**Directions**.
Please transcribe the data below exactly. Leave the pictures out.

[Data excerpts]
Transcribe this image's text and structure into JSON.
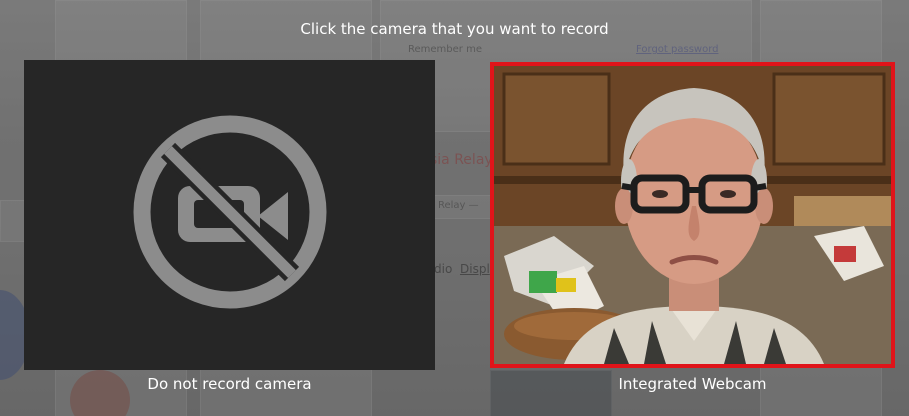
{
  "dialog": {
    "prompt": "Click the camera that you want to record",
    "selected_color": "#e0141a"
  },
  "cameras": [
    {
      "label": "Do not record camera",
      "icon": "camera-off-icon",
      "selected": false
    },
    {
      "label": "Integrated Webcam",
      "selected": true
    }
  ],
  "background_app": {
    "remember_me": "Remember me",
    "forgot_password": "Forgot password",
    "brand_fragment": "sia Relay",
    "dropdown_fragment": "Relay —",
    "tab_fragment_1": "dio",
    "tab_fragment_2": "Displ"
  }
}
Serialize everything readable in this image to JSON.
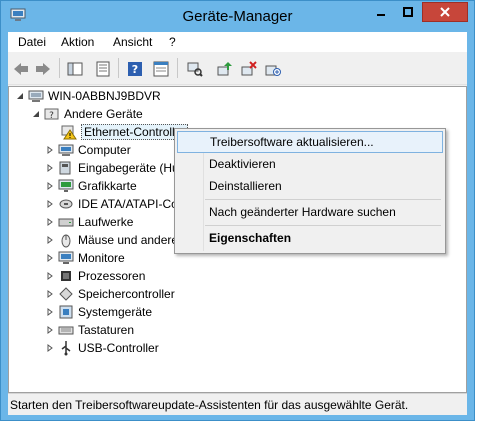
{
  "window": {
    "title": "Geräte-Manager"
  },
  "menu": [
    "Datei",
    "Aktion",
    "Ansicht",
    "?"
  ],
  "toolbar": [
    "back-icon",
    "forward-icon",
    "console-tree-icon",
    "properties-icon",
    "help-icon",
    "console-icon",
    "scan-hardware-icon",
    "update-driver-icon",
    "uninstall-icon",
    "enable-icon"
  ],
  "tree": {
    "root": "WIN-0ABBNJ9BDVR",
    "other_devices": "Andere Geräte",
    "ethernet": "Ethernet-Controller",
    "items": [
      "Computer",
      "Eingabegeräte (Human Interface Devices)",
      "Grafikkarte",
      "IDE ATA/ATAPI-Controller",
      "Laufwerke",
      "Mäuse und andere Zeigegeräte",
      "Monitore",
      "Prozessoren",
      "Speichercontroller",
      "Systemgeräte",
      "Tastaturen",
      "USB-Controller"
    ]
  },
  "context_menu": {
    "update": "Treibersoftware aktualisieren...",
    "disable": "Deaktivieren",
    "uninstall": "Deinstallieren",
    "scan": "Nach geänderter Hardware suchen",
    "properties": "Eigenschaften"
  },
  "status": "Starten den Treibersoftwareupdate-Assistenten für das ausgewählte Gerät."
}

**Result of the exercise**.
Transcribe this image's text and structure into JSON.
{
  "dialog": {
    "prompt": "Click the camera that you want to record",
    "selected_color": "#e0141a"
  },
  "cameras": [
    {
      "label": "Do not record camera",
      "icon": "camera-off-icon",
      "selected": false
    },
    {
      "label": "Integrated Webcam",
      "selected": true
    }
  ],
  "background_app": {
    "remember_me": "Remember me",
    "forgot_password": "Forgot password",
    "brand_fragment": "sia Relay",
    "dropdown_fragment": "Relay —",
    "tab_fragment_1": "dio",
    "tab_fragment_2": "Displ"
  }
}
Serialize everything readable in this image to JSON.
{
  "window": {
    "title": "Geräte-Manager"
  },
  "menu": [
    "Datei",
    "Aktion",
    "Ansicht",
    "?"
  ],
  "toolbar": [
    "back-icon",
    "forward-icon",
    "console-tree-icon",
    "properties-icon",
    "help-icon",
    "console-icon",
    "scan-hardware-icon",
    "update-driver-icon",
    "uninstall-icon",
    "enable-icon"
  ],
  "tree": {
    "root": "WIN-0ABBNJ9BDVR",
    "other_devices": "Andere Geräte",
    "ethernet": "Ethernet-Controller",
    "items": [
      "Computer",
      "Eingabegeräte (Human Interface Devices)",
      "Grafikkarte",
      "IDE ATA/ATAPI-Controller",
      "Laufwerke",
      "Mäuse und andere Zeigegeräte",
      "Monitore",
      "Prozessoren",
      "Speichercontroller",
      "Systemgeräte",
      "Tastaturen",
      "USB-Controller"
    ]
  },
  "context_menu": {
    "update": "Treibersoftware aktualisieren...",
    "disable": "Deaktivieren",
    "uninstall": "Deinstallieren",
    "scan": "Nach geänderter Hardware suchen",
    "properties": "Eigenschaften"
  },
  "status": "Starten den Treibersoftwareupdate-Assistenten für das ausgewählte Gerät."
}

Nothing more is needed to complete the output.